Provide nothing beyond the count of lines that include the string "Bayern".
____________________
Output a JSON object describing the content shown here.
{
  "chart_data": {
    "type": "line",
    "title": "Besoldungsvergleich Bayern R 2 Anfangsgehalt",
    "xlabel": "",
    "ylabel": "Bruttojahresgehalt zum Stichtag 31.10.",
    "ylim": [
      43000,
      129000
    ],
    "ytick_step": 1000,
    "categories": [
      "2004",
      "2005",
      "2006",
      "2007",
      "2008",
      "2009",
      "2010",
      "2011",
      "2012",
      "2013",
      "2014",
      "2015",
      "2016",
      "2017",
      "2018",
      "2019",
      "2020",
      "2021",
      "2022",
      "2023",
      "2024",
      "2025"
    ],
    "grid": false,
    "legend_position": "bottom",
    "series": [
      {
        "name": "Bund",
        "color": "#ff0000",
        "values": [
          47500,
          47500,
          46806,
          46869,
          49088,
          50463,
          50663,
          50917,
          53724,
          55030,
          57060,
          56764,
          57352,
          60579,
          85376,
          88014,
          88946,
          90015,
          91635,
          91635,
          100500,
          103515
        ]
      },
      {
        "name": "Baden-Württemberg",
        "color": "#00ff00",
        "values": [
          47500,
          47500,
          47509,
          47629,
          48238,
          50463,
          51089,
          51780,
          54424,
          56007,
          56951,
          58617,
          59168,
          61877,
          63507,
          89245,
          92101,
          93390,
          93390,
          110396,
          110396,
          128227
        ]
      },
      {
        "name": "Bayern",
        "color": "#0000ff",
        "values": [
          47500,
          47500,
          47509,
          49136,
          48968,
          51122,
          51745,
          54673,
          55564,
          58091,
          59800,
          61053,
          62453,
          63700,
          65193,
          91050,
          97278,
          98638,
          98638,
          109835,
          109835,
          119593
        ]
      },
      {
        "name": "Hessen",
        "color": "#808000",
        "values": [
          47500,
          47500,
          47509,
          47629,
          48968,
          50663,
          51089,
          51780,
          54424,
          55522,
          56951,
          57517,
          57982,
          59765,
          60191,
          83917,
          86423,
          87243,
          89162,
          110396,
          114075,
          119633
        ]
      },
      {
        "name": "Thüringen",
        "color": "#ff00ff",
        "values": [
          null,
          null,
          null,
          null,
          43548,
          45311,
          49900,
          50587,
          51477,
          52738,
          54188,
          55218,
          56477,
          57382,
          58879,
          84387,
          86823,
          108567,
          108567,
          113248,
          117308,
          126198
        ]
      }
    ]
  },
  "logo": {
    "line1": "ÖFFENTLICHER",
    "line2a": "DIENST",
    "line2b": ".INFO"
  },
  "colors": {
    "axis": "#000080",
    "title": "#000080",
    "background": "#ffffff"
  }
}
____________________
## FINISHED TASK
2